:: DATASET RECORDS
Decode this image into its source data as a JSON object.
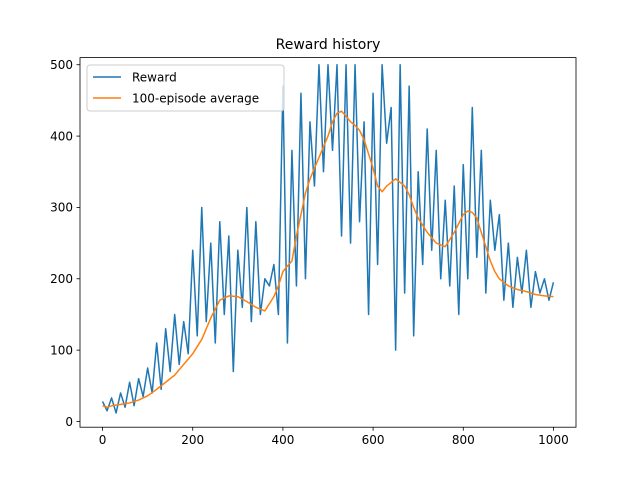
{
  "chart_data": {
    "type": "line",
    "title": "Reward history",
    "xlabel": "",
    "ylabel": "",
    "xlim": [
      -50,
      1050
    ],
    "ylim": [
      -8,
      510
    ],
    "xticks": [
      0,
      200,
      400,
      600,
      800,
      1000
    ],
    "yticks": [
      0,
      100,
      200,
      300,
      400,
      500
    ],
    "grid": false,
    "legend_position": "top-left",
    "series": [
      {
        "name": "Reward",
        "color": "#1f77b4",
        "x": [
          0,
          10,
          20,
          30,
          40,
          50,
          60,
          70,
          80,
          90,
          100,
          110,
          120,
          130,
          140,
          150,
          160,
          170,
          180,
          190,
          200,
          210,
          220,
          230,
          240,
          250,
          260,
          270,
          280,
          290,
          300,
          310,
          320,
          330,
          340,
          350,
          360,
          370,
          380,
          390,
          400,
          410,
          420,
          430,
          440,
          450,
          460,
          470,
          480,
          490,
          500,
          510,
          520,
          530,
          540,
          550,
          560,
          570,
          580,
          590,
          600,
          610,
          620,
          630,
          640,
          650,
          660,
          670,
          680,
          690,
          700,
          710,
          720,
          730,
          740,
          750,
          760,
          770,
          780,
          790,
          800,
          810,
          820,
          830,
          840,
          850,
          860,
          870,
          880,
          890,
          900,
          910,
          920,
          930,
          940,
          950,
          960,
          970,
          980,
          990,
          1000
        ],
        "values": [
          28,
          15,
          33,
          12,
          40,
          20,
          55,
          22,
          60,
          35,
          75,
          40,
          110,
          45,
          130,
          70,
          150,
          80,
          140,
          95,
          240,
          120,
          300,
          140,
          250,
          110,
          280,
          150,
          260,
          70,
          240,
          160,
          300,
          140,
          280,
          150,
          200,
          190,
          220,
          150,
          470,
          110,
          380,
          190,
          460,
          200,
          420,
          330,
          500,
          350,
          500,
          380,
          500,
          260,
          500,
          250,
          500,
          280,
          420,
          150,
          460,
          220,
          500,
          390,
          440,
          100,
          500,
          180,
          470,
          120,
          350,
          220,
          410,
          240,
          380,
          200,
          310,
          190,
          330,
          150,
          360,
          200,
          440,
          230,
          380,
          180,
          310,
          240,
          290,
          170,
          250,
          160,
          230,
          180,
          240,
          160,
          210,
          180,
          200,
          170,
          195
        ]
      },
      {
        "name": "100-episode average",
        "color": "#ff7f0e",
        "x": [
          0,
          10,
          20,
          40,
          60,
          80,
          100,
          120,
          140,
          160,
          180,
          200,
          220,
          240,
          260,
          280,
          300,
          320,
          340,
          360,
          380,
          390,
          400,
          410,
          420,
          430,
          440,
          450,
          460,
          470,
          480,
          490,
          500,
          510,
          520,
          530,
          540,
          550,
          560,
          570,
          580,
          590,
          600,
          610,
          620,
          630,
          640,
          650,
          660,
          670,
          680,
          690,
          700,
          710,
          720,
          740,
          760,
          780,
          800,
          810,
          820,
          830,
          840,
          850,
          860,
          870,
          880,
          900,
          920,
          940,
          960,
          980,
          1000
        ],
        "values": [
          22,
          20,
          22,
          24,
          26,
          30,
          36,
          45,
          55,
          65,
          80,
          95,
          115,
          145,
          170,
          176,
          175,
          168,
          160,
          155,
          175,
          190,
          210,
          218,
          225,
          260,
          290,
          320,
          340,
          355,
          370,
          385,
          400,
          420,
          432,
          435,
          428,
          420,
          415,
          408,
          395,
          375,
          355,
          330,
          322,
          330,
          335,
          340,
          335,
          330,
          318,
          300,
          285,
          275,
          265,
          250,
          245,
          265,
          290,
          295,
          293,
          285,
          265,
          245,
          225,
          210,
          200,
          190,
          185,
          182,
          178,
          176,
          175
        ]
      }
    ]
  }
}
::::
— CHALLENGE —
Give the data above again in full and unchanged, skipping the pictures.

— TASK RESPONSE —
Decode this image into its source data as a JSON object.
{
  "chart_data": {
    "type": "line",
    "title": "Reward history",
    "xlabel": "",
    "ylabel": "",
    "xlim": [
      -50,
      1050
    ],
    "ylim": [
      -8,
      510
    ],
    "xticks": [
      0,
      200,
      400,
      600,
      800,
      1000
    ],
    "yticks": [
      0,
      100,
      200,
      300,
      400,
      500
    ],
    "grid": false,
    "legend_position": "top-left",
    "series": [
      {
        "name": "Reward",
        "color": "#1f77b4",
        "x": [
          0,
          10,
          20,
          30,
          40,
          50,
          60,
          70,
          80,
          90,
          100,
          110,
          120,
          130,
          140,
          150,
          160,
          170,
          180,
          190,
          200,
          210,
          220,
          230,
          240,
          250,
          260,
          270,
          280,
          290,
          300,
          310,
          320,
          330,
          340,
          350,
          360,
          370,
          380,
          390,
          400,
          410,
          420,
          430,
          440,
          450,
          460,
          470,
          480,
          490,
          500,
          510,
          520,
          530,
          540,
          550,
          560,
          570,
          580,
          590,
          600,
          610,
          620,
          630,
          640,
          650,
          660,
          670,
          680,
          690,
          700,
          710,
          720,
          730,
          740,
          750,
          760,
          770,
          780,
          790,
          800,
          810,
          820,
          830,
          840,
          850,
          860,
          870,
          880,
          890,
          900,
          910,
          920,
          930,
          940,
          950,
          960,
          970,
          980,
          990,
          1000
        ],
        "values": [
          28,
          15,
          33,
          12,
          40,
          20,
          55,
          22,
          60,
          35,
          75,
          40,
          110,
          45,
          130,
          70,
          150,
          80,
          140,
          95,
          240,
          120,
          300,
          140,
          250,
          110,
          280,
          150,
          260,
          70,
          240,
          160,
          300,
          140,
          280,
          150,
          200,
          190,
          220,
          150,
          470,
          110,
          380,
          190,
          460,
          200,
          420,
          330,
          500,
          350,
          500,
          380,
          500,
          260,
          500,
          250,
          500,
          280,
          420,
          150,
          460,
          220,
          500,
          390,
          440,
          100,
          500,
          180,
          470,
          120,
          350,
          220,
          410,
          240,
          380,
          200,
          310,
          190,
          330,
          150,
          360,
          200,
          440,
          230,
          380,
          180,
          310,
          240,
          290,
          170,
          250,
          160,
          230,
          180,
          240,
          160,
          210,
          180,
          200,
          170,
          195
        ]
      },
      {
        "name": "100-episode average",
        "color": "#ff7f0e",
        "x": [
          0,
          10,
          20,
          40,
          60,
          80,
          100,
          120,
          140,
          160,
          180,
          200,
          220,
          240,
          260,
          280,
          300,
          320,
          340,
          360,
          380,
          390,
          400,
          410,
          420,
          430,
          440,
          450,
          460,
          470,
          480,
          490,
          500,
          510,
          520,
          530,
          540,
          550,
          560,
          570,
          580,
          590,
          600,
          610,
          620,
          630,
          640,
          650,
          660,
          670,
          680,
          690,
          700,
          710,
          720,
          740,
          760,
          780,
          800,
          810,
          820,
          830,
          840,
          850,
          860,
          870,
          880,
          900,
          920,
          940,
          960,
          980,
          1000
        ],
        "values": [
          22,
          20,
          22,
          24,
          26,
          30,
          36,
          45,
          55,
          65,
          80,
          95,
          115,
          145,
          170,
          176,
          175,
          168,
          160,
          155,
          175,
          190,
          210,
          218,
          225,
          260,
          290,
          320,
          340,
          355,
          370,
          385,
          400,
          420,
          432,
          435,
          428,
          420,
          415,
          408,
          395,
          375,
          355,
          330,
          322,
          330,
          335,
          340,
          335,
          330,
          318,
          300,
          285,
          275,
          265,
          250,
          245,
          265,
          290,
          295,
          293,
          285,
          265,
          245,
          225,
          210,
          200,
          190,
          185,
          182,
          178,
          176,
          175
        ]
      }
    ]
  }
}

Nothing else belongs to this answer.